START Data in this exercise

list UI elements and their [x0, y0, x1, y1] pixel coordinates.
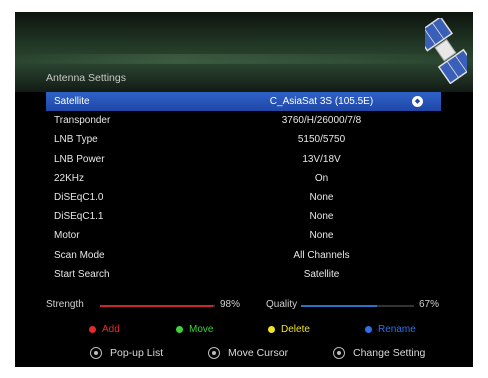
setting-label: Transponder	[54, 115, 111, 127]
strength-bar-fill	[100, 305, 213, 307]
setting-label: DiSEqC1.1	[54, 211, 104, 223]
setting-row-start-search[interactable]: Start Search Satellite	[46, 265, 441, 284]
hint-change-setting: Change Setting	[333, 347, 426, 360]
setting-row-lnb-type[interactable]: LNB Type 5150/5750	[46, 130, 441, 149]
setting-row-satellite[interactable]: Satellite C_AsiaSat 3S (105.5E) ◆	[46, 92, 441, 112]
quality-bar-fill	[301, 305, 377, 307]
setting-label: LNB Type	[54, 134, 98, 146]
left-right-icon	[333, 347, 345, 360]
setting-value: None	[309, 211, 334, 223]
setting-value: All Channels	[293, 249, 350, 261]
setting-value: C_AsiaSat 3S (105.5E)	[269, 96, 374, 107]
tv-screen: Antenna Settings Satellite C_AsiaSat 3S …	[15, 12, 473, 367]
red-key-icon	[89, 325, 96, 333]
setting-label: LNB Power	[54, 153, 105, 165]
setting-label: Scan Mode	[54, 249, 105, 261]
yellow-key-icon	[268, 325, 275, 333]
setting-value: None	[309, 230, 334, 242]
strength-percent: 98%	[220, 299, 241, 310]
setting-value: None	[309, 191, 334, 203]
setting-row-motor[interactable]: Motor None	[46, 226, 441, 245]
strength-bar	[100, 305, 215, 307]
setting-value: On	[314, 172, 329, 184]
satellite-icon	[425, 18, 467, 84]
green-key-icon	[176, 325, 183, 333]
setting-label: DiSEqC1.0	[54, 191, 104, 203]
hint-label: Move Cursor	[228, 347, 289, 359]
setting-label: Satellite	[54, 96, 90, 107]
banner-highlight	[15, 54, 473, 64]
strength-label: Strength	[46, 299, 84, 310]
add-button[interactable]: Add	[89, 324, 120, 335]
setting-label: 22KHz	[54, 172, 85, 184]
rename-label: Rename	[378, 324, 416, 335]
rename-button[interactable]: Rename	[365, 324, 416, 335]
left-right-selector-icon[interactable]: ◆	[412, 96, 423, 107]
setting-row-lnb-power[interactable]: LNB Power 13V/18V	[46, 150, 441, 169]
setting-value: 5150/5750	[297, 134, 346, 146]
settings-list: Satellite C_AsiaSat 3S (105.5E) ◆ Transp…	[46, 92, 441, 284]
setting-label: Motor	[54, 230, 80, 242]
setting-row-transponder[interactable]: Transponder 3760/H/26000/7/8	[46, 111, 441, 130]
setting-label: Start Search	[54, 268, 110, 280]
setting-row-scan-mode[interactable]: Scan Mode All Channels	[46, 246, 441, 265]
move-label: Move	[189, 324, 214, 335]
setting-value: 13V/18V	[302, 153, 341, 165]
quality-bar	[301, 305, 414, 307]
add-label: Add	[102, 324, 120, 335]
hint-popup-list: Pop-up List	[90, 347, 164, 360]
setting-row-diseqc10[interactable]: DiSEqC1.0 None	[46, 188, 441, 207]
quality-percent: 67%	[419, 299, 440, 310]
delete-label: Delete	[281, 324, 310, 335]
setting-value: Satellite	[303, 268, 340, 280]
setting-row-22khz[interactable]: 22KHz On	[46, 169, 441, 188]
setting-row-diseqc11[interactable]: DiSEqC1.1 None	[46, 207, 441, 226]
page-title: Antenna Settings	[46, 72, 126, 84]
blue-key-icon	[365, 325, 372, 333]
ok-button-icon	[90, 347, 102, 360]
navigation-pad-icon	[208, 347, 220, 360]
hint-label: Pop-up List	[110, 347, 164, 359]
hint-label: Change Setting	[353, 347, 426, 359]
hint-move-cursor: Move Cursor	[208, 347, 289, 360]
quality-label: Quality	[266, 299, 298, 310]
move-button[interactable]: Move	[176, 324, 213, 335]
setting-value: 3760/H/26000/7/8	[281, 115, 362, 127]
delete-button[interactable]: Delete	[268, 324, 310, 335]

END Data in this exercise

**Stated task**
Copy the lines of the entries word for word, starting at the line containing "115, 111, 127]" and ending after the line containing "134, 346, 146]".

**Answer to this problem**
setting-label: Transponder	[54, 115, 111, 127]
strength-bar-fill	[100, 305, 213, 307]
setting-label: DiSEqC1.1	[54, 211, 104, 223]
setting-row-start-search[interactable]: Start Search Satellite	[46, 265, 441, 284]
hint-change-setting: Change Setting	[333, 347, 426, 360]
setting-row-lnb-type[interactable]: LNB Type 5150/5750	[46, 130, 441, 149]
setting-row-satellite[interactable]: Satellite C_AsiaSat 3S (105.5E) ◆	[46, 92, 441, 112]
quality-bar-fill	[301, 305, 377, 307]
setting-label: LNB Type	[54, 134, 98, 146]
left-right-icon	[333, 347, 345, 360]
setting-value: None	[309, 211, 334, 223]
setting-value: All Channels	[293, 249, 350, 261]
setting-value: C_AsiaSat 3S (105.5E)	[269, 96, 374, 107]
tv-screen: Antenna Settings Satellite C_AsiaSat 3S …	[15, 12, 473, 367]
red-key-icon	[89, 325, 96, 333]
setting-label: LNB Power	[54, 153, 105, 165]
setting-label: Scan Mode	[54, 249, 105, 261]
yellow-key-icon	[268, 325, 275, 333]
setting-value: None	[309, 230, 334, 242]
strength-percent: 98%	[220, 299, 241, 310]
setting-value: None	[309, 191, 334, 203]
setting-row-motor[interactable]: Motor None	[46, 226, 441, 245]
strength-bar	[100, 305, 215, 307]
setting-value: On	[314, 172, 329, 184]
satellite-icon	[425, 18, 467, 84]
green-key-icon	[176, 325, 183, 333]
setting-label: DiSEqC1.0	[54, 191, 104, 203]
hint-label: Move Cursor	[228, 347, 289, 359]
setting-label: Satellite	[54, 96, 90, 107]
banner-highlight	[15, 54, 473, 64]
strength-label: Strength	[46, 299, 84, 310]
add-button[interactable]: Add	[89, 324, 120, 335]
setting-label: 22KHz	[54, 172, 85, 184]
rename-label: Rename	[378, 324, 416, 335]
rename-button[interactable]: Rename	[365, 324, 416, 335]
left-right-selector-icon[interactable]: ◆	[412, 96, 423, 107]
setting-row-lnb-power[interactable]: LNB Power 13V/18V	[46, 150, 441, 169]
setting-value: 5150/5750	[297, 134, 346, 146]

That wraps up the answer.